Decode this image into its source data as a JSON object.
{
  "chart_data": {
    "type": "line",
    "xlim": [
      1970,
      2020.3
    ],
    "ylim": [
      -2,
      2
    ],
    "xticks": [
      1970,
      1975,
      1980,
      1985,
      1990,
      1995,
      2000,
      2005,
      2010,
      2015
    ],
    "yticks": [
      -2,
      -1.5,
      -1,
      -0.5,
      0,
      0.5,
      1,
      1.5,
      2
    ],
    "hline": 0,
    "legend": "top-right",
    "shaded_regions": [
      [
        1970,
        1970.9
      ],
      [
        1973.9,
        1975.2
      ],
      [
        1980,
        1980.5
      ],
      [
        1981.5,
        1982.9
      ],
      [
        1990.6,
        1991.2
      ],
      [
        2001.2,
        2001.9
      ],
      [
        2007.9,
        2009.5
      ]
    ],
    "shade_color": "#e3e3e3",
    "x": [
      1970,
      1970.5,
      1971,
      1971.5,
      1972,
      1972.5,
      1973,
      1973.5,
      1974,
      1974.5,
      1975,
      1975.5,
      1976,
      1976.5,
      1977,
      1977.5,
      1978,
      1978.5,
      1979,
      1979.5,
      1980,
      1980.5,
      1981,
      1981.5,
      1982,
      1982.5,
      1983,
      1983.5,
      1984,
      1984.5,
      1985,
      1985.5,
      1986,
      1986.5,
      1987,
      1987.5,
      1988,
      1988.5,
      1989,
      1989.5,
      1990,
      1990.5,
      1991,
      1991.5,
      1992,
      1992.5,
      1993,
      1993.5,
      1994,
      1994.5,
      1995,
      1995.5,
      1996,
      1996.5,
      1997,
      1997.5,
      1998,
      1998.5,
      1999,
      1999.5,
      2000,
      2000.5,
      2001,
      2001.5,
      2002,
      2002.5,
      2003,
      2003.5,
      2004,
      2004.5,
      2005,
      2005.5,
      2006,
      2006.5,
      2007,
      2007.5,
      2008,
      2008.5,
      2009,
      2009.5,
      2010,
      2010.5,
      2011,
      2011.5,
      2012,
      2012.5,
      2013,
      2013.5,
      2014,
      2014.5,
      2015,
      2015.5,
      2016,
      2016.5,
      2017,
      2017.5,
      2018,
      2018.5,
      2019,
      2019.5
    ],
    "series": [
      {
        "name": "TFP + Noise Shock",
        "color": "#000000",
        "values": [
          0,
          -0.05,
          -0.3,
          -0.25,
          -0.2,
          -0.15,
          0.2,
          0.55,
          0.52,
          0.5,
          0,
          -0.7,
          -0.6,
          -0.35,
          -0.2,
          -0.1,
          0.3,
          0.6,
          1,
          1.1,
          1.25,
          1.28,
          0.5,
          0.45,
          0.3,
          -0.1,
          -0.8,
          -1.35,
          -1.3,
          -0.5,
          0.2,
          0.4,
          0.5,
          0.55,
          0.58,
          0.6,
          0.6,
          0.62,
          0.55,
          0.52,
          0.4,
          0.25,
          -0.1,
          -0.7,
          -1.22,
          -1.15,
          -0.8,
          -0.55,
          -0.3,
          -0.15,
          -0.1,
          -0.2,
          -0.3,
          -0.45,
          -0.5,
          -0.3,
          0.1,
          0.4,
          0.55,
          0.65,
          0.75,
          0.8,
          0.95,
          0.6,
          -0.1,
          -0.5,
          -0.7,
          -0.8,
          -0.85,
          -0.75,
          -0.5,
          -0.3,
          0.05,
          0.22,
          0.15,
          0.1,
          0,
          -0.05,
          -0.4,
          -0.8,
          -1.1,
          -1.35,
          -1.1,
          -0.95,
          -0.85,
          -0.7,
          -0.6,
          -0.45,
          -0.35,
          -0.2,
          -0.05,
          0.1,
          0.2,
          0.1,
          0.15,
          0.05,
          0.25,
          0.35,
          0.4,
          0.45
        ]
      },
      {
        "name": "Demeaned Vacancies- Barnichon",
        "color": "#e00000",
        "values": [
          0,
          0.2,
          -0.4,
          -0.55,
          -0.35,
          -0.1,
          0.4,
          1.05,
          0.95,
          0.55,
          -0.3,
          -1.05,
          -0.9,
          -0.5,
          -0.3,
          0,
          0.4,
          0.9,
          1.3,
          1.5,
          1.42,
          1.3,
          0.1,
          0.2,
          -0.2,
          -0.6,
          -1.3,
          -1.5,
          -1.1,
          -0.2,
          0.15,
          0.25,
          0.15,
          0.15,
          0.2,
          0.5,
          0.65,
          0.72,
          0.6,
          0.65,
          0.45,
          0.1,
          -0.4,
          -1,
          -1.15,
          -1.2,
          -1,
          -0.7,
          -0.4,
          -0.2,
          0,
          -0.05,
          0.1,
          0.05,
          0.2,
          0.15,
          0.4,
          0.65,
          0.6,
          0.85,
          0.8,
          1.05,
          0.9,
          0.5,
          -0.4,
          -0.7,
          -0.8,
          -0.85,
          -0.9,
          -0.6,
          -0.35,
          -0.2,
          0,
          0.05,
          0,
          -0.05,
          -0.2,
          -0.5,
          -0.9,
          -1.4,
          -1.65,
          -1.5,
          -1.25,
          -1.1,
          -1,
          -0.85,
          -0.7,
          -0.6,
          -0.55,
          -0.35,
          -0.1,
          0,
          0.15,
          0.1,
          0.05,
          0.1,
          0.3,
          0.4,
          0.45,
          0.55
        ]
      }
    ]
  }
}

::::

◆ REQUIREMENTS ◆
Print all of the data exactly as it was given.

◆ RESULT OF THIS EXERCISE ◆
Decode this image into its source data as a JSON object.
{
  "chart_data": {
    "type": "line",
    "xlim": [
      1970,
      2020.3
    ],
    "ylim": [
      -2,
      2
    ],
    "xticks": [
      1970,
      1975,
      1980,
      1985,
      1990,
      1995,
      2000,
      2005,
      2010,
      2015
    ],
    "yticks": [
      -2,
      -1.5,
      -1,
      -0.5,
      0,
      0.5,
      1,
      1.5,
      2
    ],
    "hline": 0,
    "legend": "top-right",
    "shaded_regions": [
      [
        1970,
        1970.9
      ],
      [
        1973.9,
        1975.2
      ],
      [
        1980,
        1980.5
      ],
      [
        1981.5,
        1982.9
      ],
      [
        1990.6,
        1991.2
      ],
      [
        2001.2,
        2001.9
      ],
      [
        2007.9,
        2009.5
      ]
    ],
    "shade_color": "#e3e3e3",
    "x": [
      1970,
      1970.5,
      1971,
      1971.5,
      1972,
      1972.5,
      1973,
      1973.5,
      1974,
      1974.5,
      1975,
      1975.5,
      1976,
      1976.5,
      1977,
      1977.5,
      1978,
      1978.5,
      1979,
      1979.5,
      1980,
      1980.5,
      1981,
      1981.5,
      1982,
      1982.5,
      1983,
      1983.5,
      1984,
      1984.5,
      1985,
      1985.5,
      1986,
      1986.5,
      1987,
      1987.5,
      1988,
      1988.5,
      1989,
      1989.5,
      1990,
      1990.5,
      1991,
      1991.5,
      1992,
      1992.5,
      1993,
      1993.5,
      1994,
      1994.5,
      1995,
      1995.5,
      1996,
      1996.5,
      1997,
      1997.5,
      1998,
      1998.5,
      1999,
      1999.5,
      2000,
      2000.5,
      2001,
      2001.5,
      2002,
      2002.5,
      2003,
      2003.5,
      2004,
      2004.5,
      2005,
      2005.5,
      2006,
      2006.5,
      2007,
      2007.5,
      2008,
      2008.5,
      2009,
      2009.5,
      2010,
      2010.5,
      2011,
      2011.5,
      2012,
      2012.5,
      2013,
      2013.5,
      2014,
      2014.5,
      2015,
      2015.5,
      2016,
      2016.5,
      2017,
      2017.5,
      2018,
      2018.5,
      2019,
      2019.5
    ],
    "series": [
      {
        "name": "TFP + Noise Shock",
        "color": "#000000",
        "values": [
          0,
          -0.05,
          -0.3,
          -0.25,
          -0.2,
          -0.15,
          0.2,
          0.55,
          0.52,
          0.5,
          0,
          -0.7,
          -0.6,
          -0.35,
          -0.2,
          -0.1,
          0.3,
          0.6,
          1,
          1.1,
          1.25,
          1.28,
          0.5,
          0.45,
          0.3,
          -0.1,
          -0.8,
          -1.35,
          -1.3,
          -0.5,
          0.2,
          0.4,
          0.5,
          0.55,
          0.58,
          0.6,
          0.6,
          0.62,
          0.55,
          0.52,
          0.4,
          0.25,
          -0.1,
          -0.7,
          -1.22,
          -1.15,
          -0.8,
          -0.55,
          -0.3,
          -0.15,
          -0.1,
          -0.2,
          -0.3,
          -0.45,
          -0.5,
          -0.3,
          0.1,
          0.4,
          0.55,
          0.65,
          0.75,
          0.8,
          0.95,
          0.6,
          -0.1,
          -0.5,
          -0.7,
          -0.8,
          -0.85,
          -0.75,
          -0.5,
          -0.3,
          0.05,
          0.22,
          0.15,
          0.1,
          0,
          -0.05,
          -0.4,
          -0.8,
          -1.1,
          -1.35,
          -1.1,
          -0.95,
          -0.85,
          -0.7,
          -0.6,
          -0.45,
          -0.35,
          -0.2,
          -0.05,
          0.1,
          0.2,
          0.1,
          0.15,
          0.05,
          0.25,
          0.35,
          0.4,
          0.45
        ]
      },
      {
        "name": "Demeaned Vacancies- Barnichon",
        "color": "#e00000",
        "values": [
          0,
          0.2,
          -0.4,
          -0.55,
          -0.35,
          -0.1,
          0.4,
          1.05,
          0.95,
          0.55,
          -0.3,
          -1.05,
          -0.9,
          -0.5,
          -0.3,
          0,
          0.4,
          0.9,
          1.3,
          1.5,
          1.42,
          1.3,
          0.1,
          0.2,
          -0.2,
          -0.6,
          -1.3,
          -1.5,
          -1.1,
          -0.2,
          0.15,
          0.25,
          0.15,
          0.15,
          0.2,
          0.5,
          0.65,
          0.72,
          0.6,
          0.65,
          0.45,
          0.1,
          -0.4,
          -1,
          -1.15,
          -1.2,
          -1,
          -0.7,
          -0.4,
          -0.2,
          0,
          -0.05,
          0.1,
          0.05,
          0.2,
          0.15,
          0.4,
          0.65,
          0.6,
          0.85,
          0.8,
          1.05,
          0.9,
          0.5,
          -0.4,
          -0.7,
          -0.8,
          -0.85,
          -0.9,
          -0.6,
          -0.35,
          -0.2,
          0,
          0.05,
          0,
          -0.05,
          -0.2,
          -0.5,
          -0.9,
          -1.4,
          -1.65,
          -1.5,
          -1.25,
          -1.1,
          -1,
          -0.85,
          -0.7,
          -0.6,
          -0.55,
          -0.35,
          -0.1,
          0,
          0.15,
          0.1,
          0.05,
          0.1,
          0.3,
          0.4,
          0.45,
          0.55
        ]
      }
    ]
  }
}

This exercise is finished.